Records from a dataset:

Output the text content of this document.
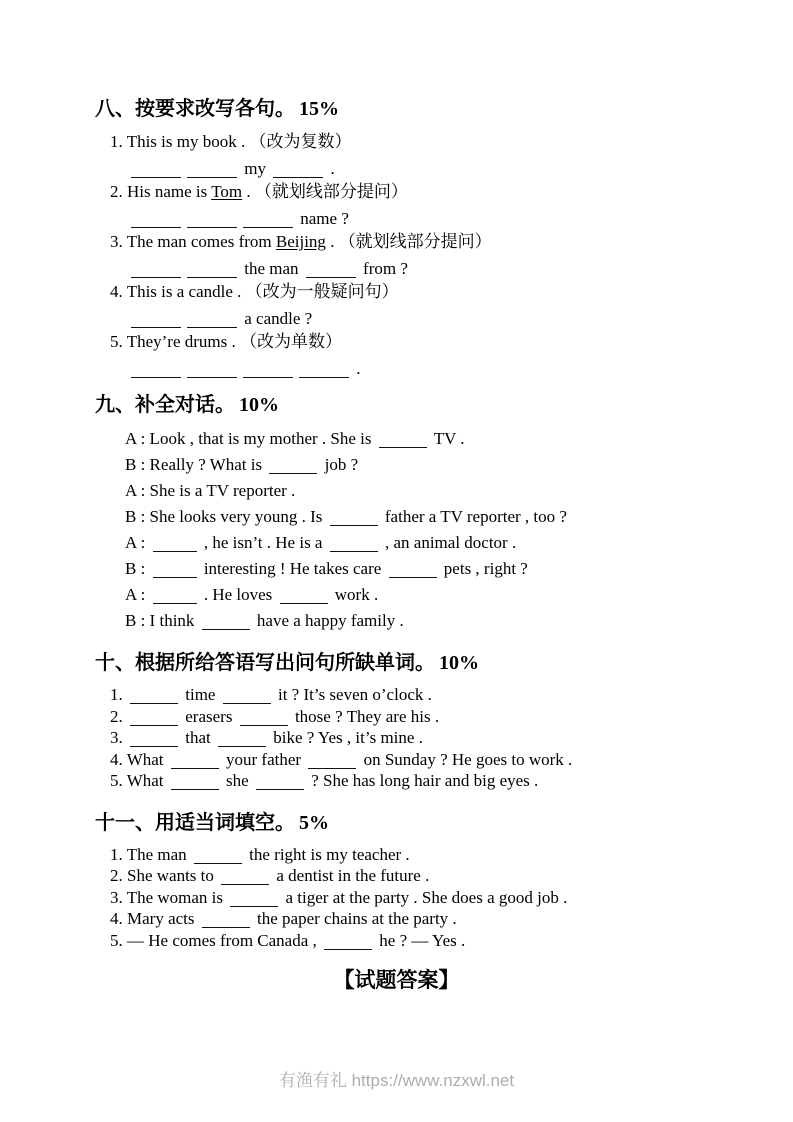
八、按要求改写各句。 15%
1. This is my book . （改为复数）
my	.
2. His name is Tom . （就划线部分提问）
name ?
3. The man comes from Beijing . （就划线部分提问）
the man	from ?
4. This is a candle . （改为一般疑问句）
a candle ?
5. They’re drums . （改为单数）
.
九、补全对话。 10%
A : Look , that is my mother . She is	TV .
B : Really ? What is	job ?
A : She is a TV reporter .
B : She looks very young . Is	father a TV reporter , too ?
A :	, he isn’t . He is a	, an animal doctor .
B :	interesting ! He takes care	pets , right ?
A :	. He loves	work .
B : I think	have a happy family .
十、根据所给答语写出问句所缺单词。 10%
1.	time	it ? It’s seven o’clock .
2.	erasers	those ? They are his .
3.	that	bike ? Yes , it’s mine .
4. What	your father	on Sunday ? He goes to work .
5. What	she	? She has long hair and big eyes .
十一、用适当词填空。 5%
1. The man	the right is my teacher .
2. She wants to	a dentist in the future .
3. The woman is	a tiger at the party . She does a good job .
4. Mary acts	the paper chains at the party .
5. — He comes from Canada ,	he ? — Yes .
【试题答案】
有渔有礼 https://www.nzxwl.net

* * *

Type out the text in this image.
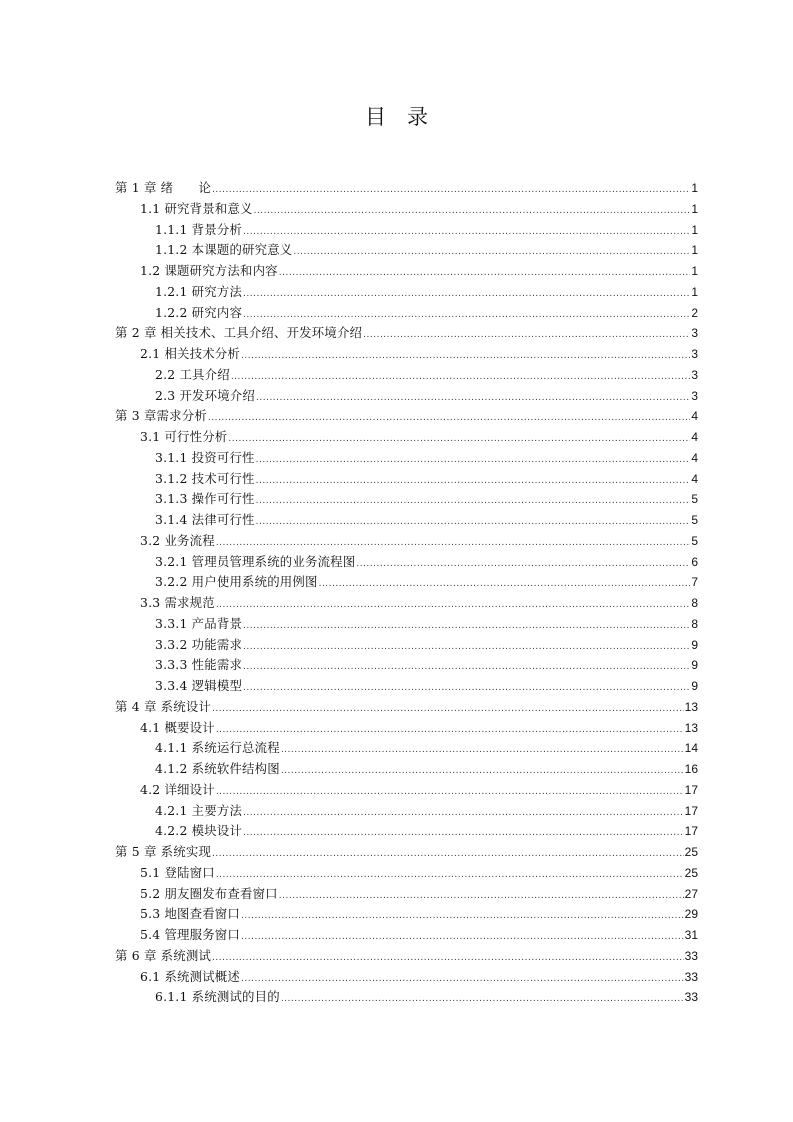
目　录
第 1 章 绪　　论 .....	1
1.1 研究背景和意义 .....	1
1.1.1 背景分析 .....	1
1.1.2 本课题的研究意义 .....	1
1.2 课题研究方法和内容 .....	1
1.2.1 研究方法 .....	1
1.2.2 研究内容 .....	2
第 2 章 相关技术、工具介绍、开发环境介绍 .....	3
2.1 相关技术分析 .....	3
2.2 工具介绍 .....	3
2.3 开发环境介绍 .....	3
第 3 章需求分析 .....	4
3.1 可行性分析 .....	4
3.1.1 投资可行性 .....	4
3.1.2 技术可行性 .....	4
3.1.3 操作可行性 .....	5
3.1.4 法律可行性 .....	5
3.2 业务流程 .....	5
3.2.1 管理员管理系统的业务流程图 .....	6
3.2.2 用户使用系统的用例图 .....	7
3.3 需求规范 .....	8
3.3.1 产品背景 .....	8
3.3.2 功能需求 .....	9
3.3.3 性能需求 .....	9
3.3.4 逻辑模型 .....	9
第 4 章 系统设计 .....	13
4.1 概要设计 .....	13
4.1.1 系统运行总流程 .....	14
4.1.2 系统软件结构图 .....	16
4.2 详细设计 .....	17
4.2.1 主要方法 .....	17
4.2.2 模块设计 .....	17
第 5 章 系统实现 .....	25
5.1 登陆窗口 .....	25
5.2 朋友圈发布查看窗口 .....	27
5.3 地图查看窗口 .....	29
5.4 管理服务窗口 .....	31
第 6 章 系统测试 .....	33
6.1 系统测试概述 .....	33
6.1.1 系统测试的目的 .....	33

### YOUR OBJECTIVE:
Read the entries and show each line that mentions "right".

### CORRECT OUTPUT:
B :	interesting ! He takes care	pets , right ?
1. The man	the right is my teacher .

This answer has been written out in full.